Supplied records:
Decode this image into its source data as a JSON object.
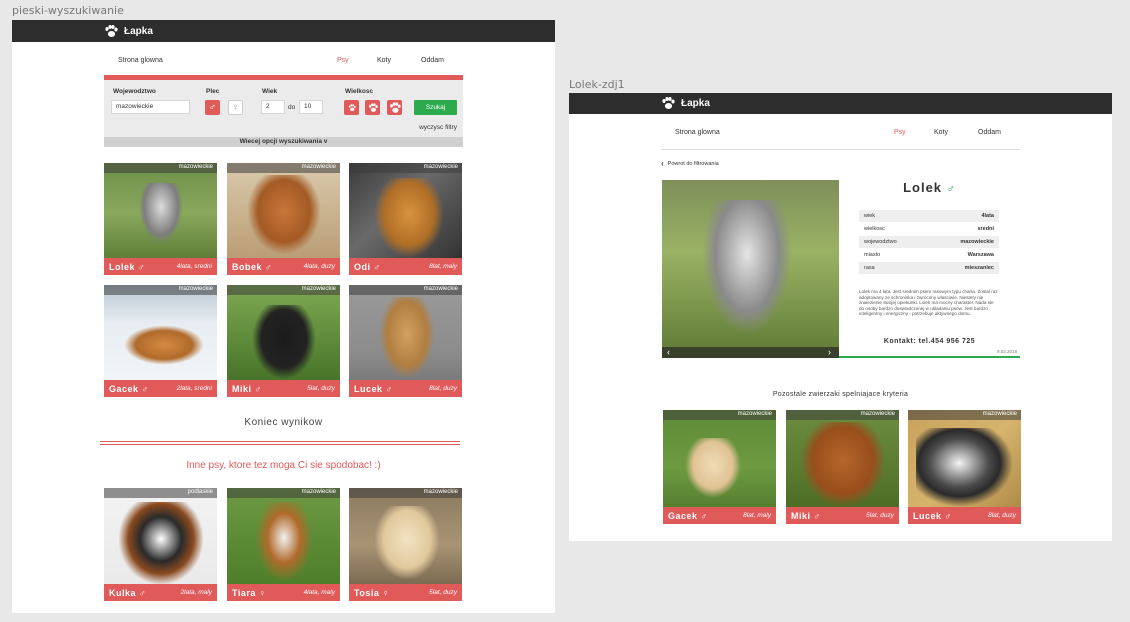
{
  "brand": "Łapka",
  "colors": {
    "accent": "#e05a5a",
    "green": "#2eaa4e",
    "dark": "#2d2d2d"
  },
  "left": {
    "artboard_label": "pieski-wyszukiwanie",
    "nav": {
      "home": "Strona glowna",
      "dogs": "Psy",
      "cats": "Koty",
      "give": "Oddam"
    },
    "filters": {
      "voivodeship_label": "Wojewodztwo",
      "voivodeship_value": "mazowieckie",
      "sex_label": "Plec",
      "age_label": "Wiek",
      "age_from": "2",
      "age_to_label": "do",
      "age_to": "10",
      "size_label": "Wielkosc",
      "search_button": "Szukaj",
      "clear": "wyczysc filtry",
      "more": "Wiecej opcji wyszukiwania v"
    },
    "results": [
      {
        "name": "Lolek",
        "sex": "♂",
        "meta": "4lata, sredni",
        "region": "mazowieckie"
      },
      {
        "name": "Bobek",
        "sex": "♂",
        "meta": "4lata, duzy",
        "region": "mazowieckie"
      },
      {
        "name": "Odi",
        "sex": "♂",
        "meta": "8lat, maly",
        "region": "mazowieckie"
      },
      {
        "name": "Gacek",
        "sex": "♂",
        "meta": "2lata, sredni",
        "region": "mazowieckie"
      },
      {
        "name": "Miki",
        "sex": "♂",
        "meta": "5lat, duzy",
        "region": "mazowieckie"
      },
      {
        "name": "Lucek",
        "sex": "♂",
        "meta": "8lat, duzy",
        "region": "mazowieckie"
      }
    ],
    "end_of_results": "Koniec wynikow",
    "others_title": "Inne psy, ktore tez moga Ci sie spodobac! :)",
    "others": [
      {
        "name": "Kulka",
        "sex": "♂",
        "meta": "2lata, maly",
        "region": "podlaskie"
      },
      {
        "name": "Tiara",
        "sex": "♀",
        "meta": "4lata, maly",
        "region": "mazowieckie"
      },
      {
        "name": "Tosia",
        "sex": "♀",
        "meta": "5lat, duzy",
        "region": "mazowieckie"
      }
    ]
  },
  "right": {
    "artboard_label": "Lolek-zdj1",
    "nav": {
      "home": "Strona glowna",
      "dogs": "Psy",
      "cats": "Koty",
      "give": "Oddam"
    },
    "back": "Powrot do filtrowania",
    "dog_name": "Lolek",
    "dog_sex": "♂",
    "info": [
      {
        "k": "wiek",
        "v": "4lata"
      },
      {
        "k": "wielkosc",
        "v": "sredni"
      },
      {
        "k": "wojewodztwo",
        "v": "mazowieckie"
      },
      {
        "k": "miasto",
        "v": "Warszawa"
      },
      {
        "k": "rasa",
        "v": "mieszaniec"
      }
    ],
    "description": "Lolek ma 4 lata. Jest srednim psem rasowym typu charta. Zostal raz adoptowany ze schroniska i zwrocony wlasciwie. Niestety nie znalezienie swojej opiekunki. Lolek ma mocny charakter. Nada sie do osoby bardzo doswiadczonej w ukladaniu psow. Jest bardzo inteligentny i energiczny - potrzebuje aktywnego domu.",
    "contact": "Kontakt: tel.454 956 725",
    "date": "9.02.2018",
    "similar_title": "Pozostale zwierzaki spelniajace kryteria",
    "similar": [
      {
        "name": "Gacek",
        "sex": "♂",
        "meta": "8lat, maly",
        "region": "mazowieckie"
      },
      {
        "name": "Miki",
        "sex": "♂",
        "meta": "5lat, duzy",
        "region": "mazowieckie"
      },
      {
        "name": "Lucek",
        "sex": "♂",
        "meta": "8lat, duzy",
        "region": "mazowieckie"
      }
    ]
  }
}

Exercise prompt:
The records above need to be restated word for word, with the pictures left out.

Written answer:
Decode this image into its source data as a JSON object.
{
  "brand": "Łapka",
  "colors": {
    "accent": "#e05a5a",
    "green": "#2eaa4e",
    "dark": "#2d2d2d"
  },
  "left": {
    "artboard_label": "pieski-wyszukiwanie",
    "nav": {
      "home": "Strona glowna",
      "dogs": "Psy",
      "cats": "Koty",
      "give": "Oddam"
    },
    "filters": {
      "voivodeship_label": "Wojewodztwo",
      "voivodeship_value": "mazowieckie",
      "sex_label": "Plec",
      "age_label": "Wiek",
      "age_from": "2",
      "age_to_label": "do",
      "age_to": "10",
      "size_label": "Wielkosc",
      "search_button": "Szukaj",
      "clear": "wyczysc filtry",
      "more": "Wiecej opcji wyszukiwania v"
    },
    "results": [
      {
        "name": "Lolek",
        "sex": "♂",
        "meta": "4lata, sredni",
        "region": "mazowieckie"
      },
      {
        "name": "Bobek",
        "sex": "♂",
        "meta": "4lata, duzy",
        "region": "mazowieckie"
      },
      {
        "name": "Odi",
        "sex": "♂",
        "meta": "8lat, maly",
        "region": "mazowieckie"
      },
      {
        "name": "Gacek",
        "sex": "♂",
        "meta": "2lata, sredni",
        "region": "mazowieckie"
      },
      {
        "name": "Miki",
        "sex": "♂",
        "meta": "5lat, duzy",
        "region": "mazowieckie"
      },
      {
        "name": "Lucek",
        "sex": "♂",
        "meta": "8lat, duzy",
        "region": "mazowieckie"
      }
    ],
    "end_of_results": "Koniec wynikow",
    "others_title": "Inne psy, ktore tez moga Ci sie spodobac! :)",
    "others": [
      {
        "name": "Kulka",
        "sex": "♂",
        "meta": "2lata, maly",
        "region": "podlaskie"
      },
      {
        "name": "Tiara",
        "sex": "♀",
        "meta": "4lata, maly",
        "region": "mazowieckie"
      },
      {
        "name": "Tosia",
        "sex": "♀",
        "meta": "5lat, duzy",
        "region": "mazowieckie"
      }
    ]
  },
  "right": {
    "artboard_label": "Lolek-zdj1",
    "nav": {
      "home": "Strona glowna",
      "dogs": "Psy",
      "cats": "Koty",
      "give": "Oddam"
    },
    "back": "Powrot do filtrowania",
    "dog_name": "Lolek",
    "dog_sex": "♂",
    "info": [
      {
        "k": "wiek",
        "v": "4lata"
      },
      {
        "k": "wielkosc",
        "v": "sredni"
      },
      {
        "k": "wojewodztwo",
        "v": "mazowieckie"
      },
      {
        "k": "miasto",
        "v": "Warszawa"
      },
      {
        "k": "rasa",
        "v": "mieszaniec"
      }
    ],
    "description": "Lolek ma 4 lata. Jest srednim psem rasowym typu charta. Zostal raz adoptowany ze schroniska i zwrocony wlasciwie. Niestety nie znalezienie swojej opiekunki. Lolek ma mocny charakter. Nada sie do osoby bardzo doswiadczonej w ukladaniu psow. Jest bardzo inteligentny i energiczny - potrzebuje aktywnego domu.",
    "contact": "Kontakt: tel.454 956 725",
    "date": "9.02.2018",
    "similar_title": "Pozostale zwierzaki spelniajace kryteria",
    "similar": [
      {
        "name": "Gacek",
        "sex": "♂",
        "meta": "8lat, maly",
        "region": "mazowieckie"
      },
      {
        "name": "Miki",
        "sex": "♂",
        "meta": "5lat, duzy",
        "region": "mazowieckie"
      },
      {
        "name": "Lucek",
        "sex": "♂",
        "meta": "8lat, duzy",
        "region": "mazowieckie"
      }
    ]
  }
}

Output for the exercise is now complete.